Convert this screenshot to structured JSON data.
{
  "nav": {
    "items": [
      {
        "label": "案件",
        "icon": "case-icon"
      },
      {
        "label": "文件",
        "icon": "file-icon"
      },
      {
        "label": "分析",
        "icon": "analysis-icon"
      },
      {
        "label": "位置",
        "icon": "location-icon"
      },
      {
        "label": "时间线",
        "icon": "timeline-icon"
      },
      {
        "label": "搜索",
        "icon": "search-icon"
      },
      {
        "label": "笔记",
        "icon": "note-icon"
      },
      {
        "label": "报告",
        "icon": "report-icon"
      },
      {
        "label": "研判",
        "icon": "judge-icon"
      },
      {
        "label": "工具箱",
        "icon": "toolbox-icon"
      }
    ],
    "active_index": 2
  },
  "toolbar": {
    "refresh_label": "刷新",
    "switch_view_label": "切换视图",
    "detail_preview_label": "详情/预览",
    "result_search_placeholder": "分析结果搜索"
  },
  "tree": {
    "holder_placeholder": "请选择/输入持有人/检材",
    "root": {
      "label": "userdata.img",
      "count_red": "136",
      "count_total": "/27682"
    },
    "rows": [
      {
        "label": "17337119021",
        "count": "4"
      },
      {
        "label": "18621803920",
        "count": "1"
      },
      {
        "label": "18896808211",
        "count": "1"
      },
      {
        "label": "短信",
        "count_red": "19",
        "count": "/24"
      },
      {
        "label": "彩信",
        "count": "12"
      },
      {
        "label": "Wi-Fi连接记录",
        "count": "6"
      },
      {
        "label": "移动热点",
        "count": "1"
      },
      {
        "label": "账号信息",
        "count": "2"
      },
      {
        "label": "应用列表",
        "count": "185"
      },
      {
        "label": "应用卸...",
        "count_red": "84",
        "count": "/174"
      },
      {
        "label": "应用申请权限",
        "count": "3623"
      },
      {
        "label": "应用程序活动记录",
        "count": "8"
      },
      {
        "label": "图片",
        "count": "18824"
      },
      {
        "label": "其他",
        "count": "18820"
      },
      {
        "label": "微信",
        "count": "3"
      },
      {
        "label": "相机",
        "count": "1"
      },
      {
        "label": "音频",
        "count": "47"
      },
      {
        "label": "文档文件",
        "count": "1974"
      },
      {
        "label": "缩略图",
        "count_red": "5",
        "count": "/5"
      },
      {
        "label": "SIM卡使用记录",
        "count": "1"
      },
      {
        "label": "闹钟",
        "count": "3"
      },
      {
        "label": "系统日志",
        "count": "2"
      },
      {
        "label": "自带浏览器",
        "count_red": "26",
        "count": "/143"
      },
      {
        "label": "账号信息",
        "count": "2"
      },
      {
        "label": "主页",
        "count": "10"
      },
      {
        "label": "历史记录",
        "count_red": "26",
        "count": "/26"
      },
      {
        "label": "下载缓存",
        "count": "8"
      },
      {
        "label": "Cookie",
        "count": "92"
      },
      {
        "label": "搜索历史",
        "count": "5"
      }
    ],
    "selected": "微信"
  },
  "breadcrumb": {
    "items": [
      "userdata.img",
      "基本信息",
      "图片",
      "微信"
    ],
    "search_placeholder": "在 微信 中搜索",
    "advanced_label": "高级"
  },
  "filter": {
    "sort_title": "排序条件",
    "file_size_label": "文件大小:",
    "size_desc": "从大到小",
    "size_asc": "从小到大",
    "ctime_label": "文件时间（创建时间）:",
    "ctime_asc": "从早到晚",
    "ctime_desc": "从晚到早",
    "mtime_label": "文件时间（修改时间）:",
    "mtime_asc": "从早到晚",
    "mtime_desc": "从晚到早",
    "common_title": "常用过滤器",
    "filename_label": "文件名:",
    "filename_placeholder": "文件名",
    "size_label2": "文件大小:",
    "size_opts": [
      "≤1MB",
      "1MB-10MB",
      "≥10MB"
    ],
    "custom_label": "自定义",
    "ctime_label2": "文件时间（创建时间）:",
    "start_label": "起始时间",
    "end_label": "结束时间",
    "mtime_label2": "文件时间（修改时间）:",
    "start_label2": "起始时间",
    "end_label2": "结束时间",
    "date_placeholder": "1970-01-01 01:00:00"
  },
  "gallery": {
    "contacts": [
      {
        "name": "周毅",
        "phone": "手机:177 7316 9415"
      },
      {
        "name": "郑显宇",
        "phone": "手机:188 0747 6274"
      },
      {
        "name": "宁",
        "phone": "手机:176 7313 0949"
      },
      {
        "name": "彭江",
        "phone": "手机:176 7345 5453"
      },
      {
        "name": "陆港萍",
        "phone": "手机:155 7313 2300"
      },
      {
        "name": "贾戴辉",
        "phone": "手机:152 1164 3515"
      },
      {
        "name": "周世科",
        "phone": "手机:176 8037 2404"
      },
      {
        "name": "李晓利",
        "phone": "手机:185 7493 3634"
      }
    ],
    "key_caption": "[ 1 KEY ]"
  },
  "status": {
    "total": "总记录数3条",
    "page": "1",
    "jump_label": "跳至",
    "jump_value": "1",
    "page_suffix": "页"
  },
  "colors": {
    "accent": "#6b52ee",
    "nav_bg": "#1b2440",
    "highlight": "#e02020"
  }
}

• **Written task**
Repeat the records above exactly.

• **Worked solution**
Convert this screenshot to structured JSON data.
{
  "nav": {
    "items": [
      {
        "label": "案件",
        "icon": "case-icon"
      },
      {
        "label": "文件",
        "icon": "file-icon"
      },
      {
        "label": "分析",
        "icon": "analysis-icon"
      },
      {
        "label": "位置",
        "icon": "location-icon"
      },
      {
        "label": "时间线",
        "icon": "timeline-icon"
      },
      {
        "label": "搜索",
        "icon": "search-icon"
      },
      {
        "label": "笔记",
        "icon": "note-icon"
      },
      {
        "label": "报告",
        "icon": "report-icon"
      },
      {
        "label": "研判",
        "icon": "judge-icon"
      },
      {
        "label": "工具箱",
        "icon": "toolbox-icon"
      }
    ],
    "active_index": 2
  },
  "toolbar": {
    "refresh_label": "刷新",
    "switch_view_label": "切换视图",
    "detail_preview_label": "详情/预览",
    "result_search_placeholder": "分析结果搜索"
  },
  "tree": {
    "holder_placeholder": "请选择/输入持有人/检材",
    "root": {
      "label": "userdata.img",
      "count_red": "136",
      "count_total": "/27682"
    },
    "rows": [
      {
        "label": "17337119021",
        "count": "4"
      },
      {
        "label": "18621803920",
        "count": "1"
      },
      {
        "label": "18896808211",
        "count": "1"
      },
      {
        "label": "短信",
        "count_red": "19",
        "count": "/24"
      },
      {
        "label": "彩信",
        "count": "12"
      },
      {
        "label": "Wi-Fi连接记录",
        "count": "6"
      },
      {
        "label": "移动热点",
        "count": "1"
      },
      {
        "label": "账号信息",
        "count": "2"
      },
      {
        "label": "应用列表",
        "count": "185"
      },
      {
        "label": "应用卸...",
        "count_red": "84",
        "count": "/174"
      },
      {
        "label": "应用申请权限",
        "count": "3623"
      },
      {
        "label": "应用程序活动记录",
        "count": "8"
      },
      {
        "label": "图片",
        "count": "18824"
      },
      {
        "label": "其他",
        "count": "18820"
      },
      {
        "label": "微信",
        "count": "3"
      },
      {
        "label": "相机",
        "count": "1"
      },
      {
        "label": "音频",
        "count": "47"
      },
      {
        "label": "文档文件",
        "count": "1974"
      },
      {
        "label": "缩略图",
        "count_red": "5",
        "count": "/5"
      },
      {
        "label": "SIM卡使用记录",
        "count": "1"
      },
      {
        "label": "闹钟",
        "count": "3"
      },
      {
        "label": "系统日志",
        "count": "2"
      },
      {
        "label": "自带浏览器",
        "count_red": "26",
        "count": "/143"
      },
      {
        "label": "账号信息",
        "count": "2"
      },
      {
        "label": "主页",
        "count": "10"
      },
      {
        "label": "历史记录",
        "count_red": "26",
        "count": "/26"
      },
      {
        "label": "下载缓存",
        "count": "8"
      },
      {
        "label": "Cookie",
        "count": "92"
      },
      {
        "label": "搜索历史",
        "count": "5"
      }
    ],
    "selected": "微信"
  },
  "breadcrumb": {
    "items": [
      "userdata.img",
      "基本信息",
      "图片",
      "微信"
    ],
    "search_placeholder": "在 微信 中搜索",
    "advanced_label": "高级"
  },
  "filter": {
    "sort_title": "排序条件",
    "file_size_label": "文件大小:",
    "size_desc": "从大到小",
    "size_asc": "从小到大",
    "ctime_label": "文件时间（创建时间）:",
    "ctime_asc": "从早到晚",
    "ctime_desc": "从晚到早",
    "mtime_label": "文件时间（修改时间）:",
    "mtime_asc": "从早到晚",
    "mtime_desc": "从晚到早",
    "common_title": "常用过滤器",
    "filename_label": "文件名:",
    "filename_placeholder": "文件名",
    "size_label2": "文件大小:",
    "size_opts": [
      "≤1MB",
      "1MB-10MB",
      "≥10MB"
    ],
    "custom_label": "自定义",
    "ctime_label2": "文件时间（创建时间）:",
    "start_label": "起始时间",
    "end_label": "结束时间",
    "mtime_label2": "文件时间（修改时间）:",
    "start_label2": "起始时间",
    "end_label2": "结束时间",
    "date_placeholder": "1970-01-01 01:00:00"
  },
  "gallery": {
    "contacts": [
      {
        "name": "周毅",
        "phone": "手机:177 7316 9415"
      },
      {
        "name": "郑显宇",
        "phone": "手机:188 0747 6274"
      },
      {
        "name": "宁",
        "phone": "手机:176 7313 0949"
      },
      {
        "name": "彭江",
        "phone": "手机:176 7345 5453"
      },
      {
        "name": "陆港萍",
        "phone": "手机:155 7313 2300"
      },
      {
        "name": "贾戴辉",
        "phone": "手机:152 1164 3515"
      },
      {
        "name": "周世科",
        "phone": "手机:176 8037 2404"
      },
      {
        "name": "李晓利",
        "phone": "手机:185 7493 3634"
      }
    ],
    "key_caption": "[ 1 KEY ]"
  },
  "status": {
    "total": "总记录数3条",
    "page": "1",
    "jump_label": "跳至",
    "jump_value": "1",
    "page_suffix": "页"
  },
  "colors": {
    "accent": "#6b52ee",
    "nav_bg": "#1b2440",
    "highlight": "#e02020"
  }
}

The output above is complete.